- [INPUT MATERIAL]:
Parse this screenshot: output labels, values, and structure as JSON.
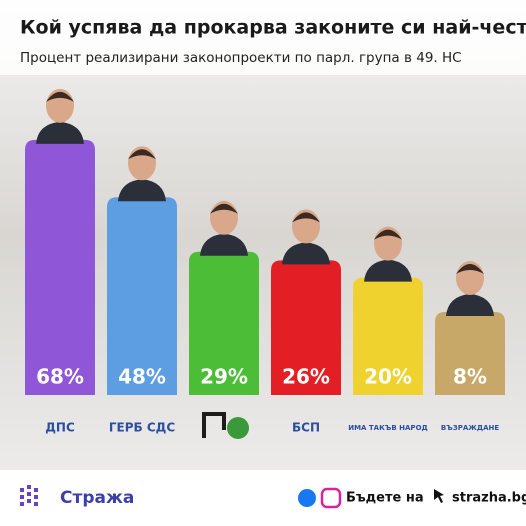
{
  "chart_data": {
    "type": "bar",
    "title": "Кой успява да прокарва законите си най-често?",
    "subtitle": "Процент реализирани законопроекти по парл. група в 49. НС",
    "categories": [
      "ДПС",
      "ГЕРБ СДС",
      null,
      "БСП",
      "ИМА ТАКЪВ НАРОД",
      "ВЪЗРАЖДАНЕ"
    ],
    "values": [
      68,
      48,
      29,
      26,
      20,
      8
    ],
    "value_labels": [
      "68%",
      "48%",
      "29%",
      "26%",
      "20%",
      "8%"
    ],
    "colors": [
      "#8f57d8",
      "#5d9ee2",
      "#4cbd36",
      "#e31e24",
      "#f0d22e",
      "#c7a868"
    ]
  },
  "footer": {
    "brand": "Стража",
    "cta": "Бъдете на",
    "site": "strazha.bg"
  }
}
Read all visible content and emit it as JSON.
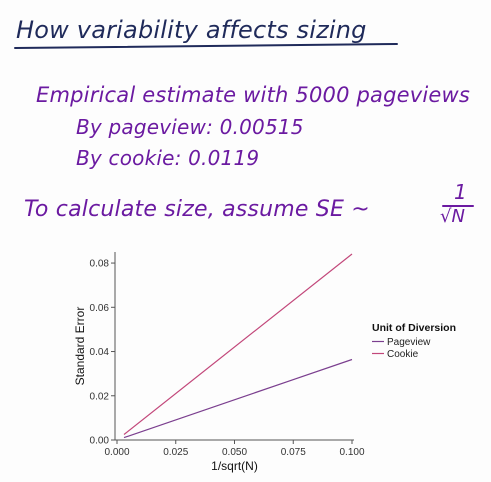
{
  "notes": {
    "title": "How variability affects sizing",
    "line1": "Empirical estimate with 5000 pageviews",
    "line2": "By pageview: 0.00515",
    "line3": "By cookie: 0.0119",
    "line4": "To calculate size, assume SE ~",
    "fraction_numerator": "1",
    "fraction_denominator": "N"
  },
  "colors": {
    "ink_title": "#1f2a5a",
    "ink_notes": "#6b1aa1",
    "pageview_line": "#7b3f8f",
    "cookie_line": "#c2477a"
  },
  "chart_data": {
    "type": "line",
    "xlabel": "1/sqrt(N)",
    "ylabel": "Standard Error",
    "xlim": [
      0,
      0.1
    ],
    "ylim": [
      0,
      0.085
    ],
    "x_ticks": [
      "0.000",
      "0.025",
      "0.050",
      "0.075",
      "0.100"
    ],
    "y_ticks": [
      "0.00",
      "0.02",
      "0.04",
      "0.06",
      "0.08"
    ],
    "legend": {
      "title": "Unit of Diversion",
      "position": "right"
    },
    "grid": false,
    "series": [
      {
        "name": "Pageview",
        "x": [
          0.003,
          0.1
        ],
        "y": [
          0.0011,
          0.0364
        ]
      },
      {
        "name": "Cookie",
        "x": [
          0.003,
          0.1
        ],
        "y": [
          0.0025,
          0.0841
        ]
      }
    ]
  }
}
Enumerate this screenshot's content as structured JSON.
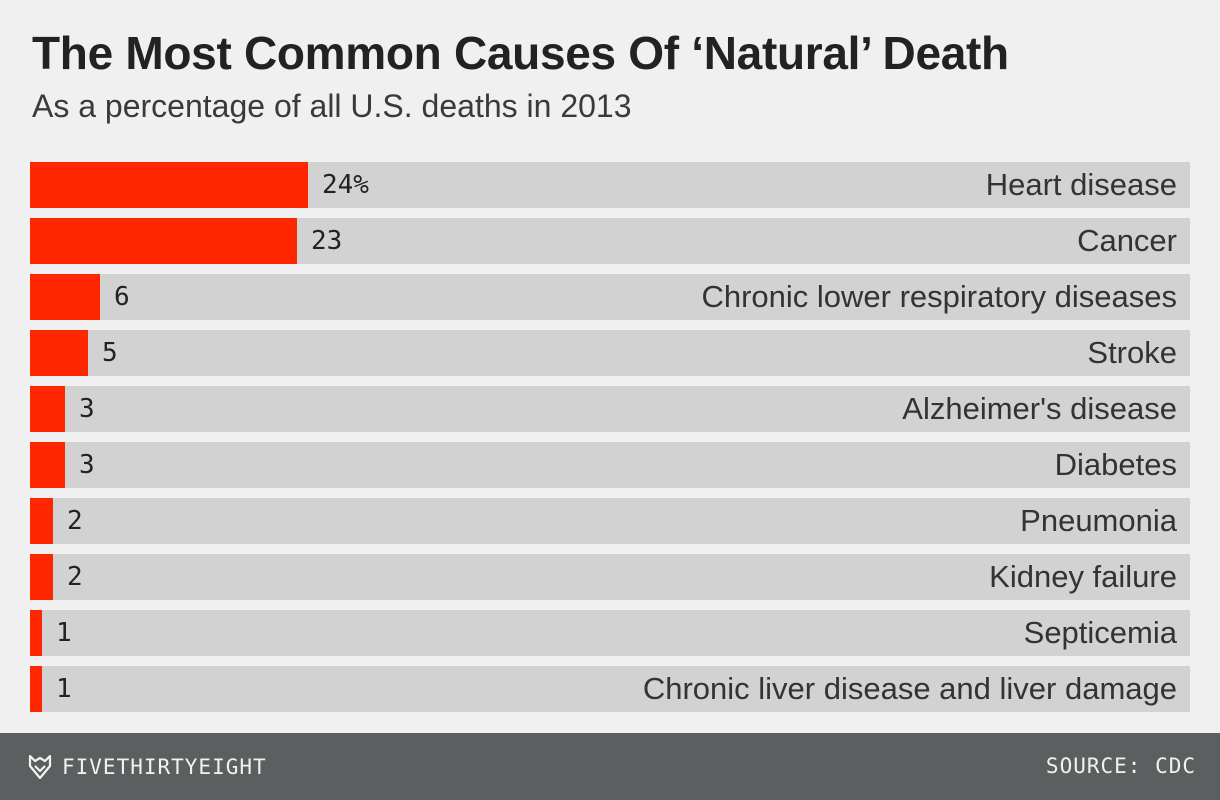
{
  "header": {
    "title": "The Most Common Causes Of ‘Natural’ Death",
    "subtitle": "As a percentage of all U.S. deaths in 2013"
  },
  "chart_data": {
    "type": "bar",
    "orientation": "horizontal",
    "title": "The Most Common Causes Of ‘Natural’ Death",
    "subtitle": "As a percentage of all U.S. deaths in 2013",
    "categories": [
      "Heart disease",
      "Cancer",
      "Chronic lower respiratory diseases",
      "Stroke",
      "Alzheimer's disease",
      "Diabetes",
      "Pneumonia",
      "Kidney failure",
      "Septicemia",
      "Chronic liver disease and liver damage"
    ],
    "values": [
      24,
      23,
      6,
      5,
      3,
      3,
      2,
      2,
      1,
      1
    ],
    "value_labels": [
      "24%",
      "23",
      "6",
      "5",
      "3",
      "3",
      "2",
      "2",
      "1",
      "1"
    ],
    "xlim": [
      0,
      100
    ],
    "grid": false,
    "legend": "none",
    "colors": {
      "bar": "#ff2700",
      "track": "#d2d2d2"
    }
  },
  "footer": {
    "brand": "FIVETHIRTYEIGHT",
    "logo_icon": "fivethirtyeight-fox-icon",
    "source": "SOURCE: CDC"
  }
}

- [TASK STATEMENT]: Go through the records above and copy every line with the word "deaths".

- [RESULT OF THIS TASK]:
    "subtitle": "As a percentage of all U.S. deaths in 2013"
    "subtitle": "As a percentage of all U.S. deaths in 2013",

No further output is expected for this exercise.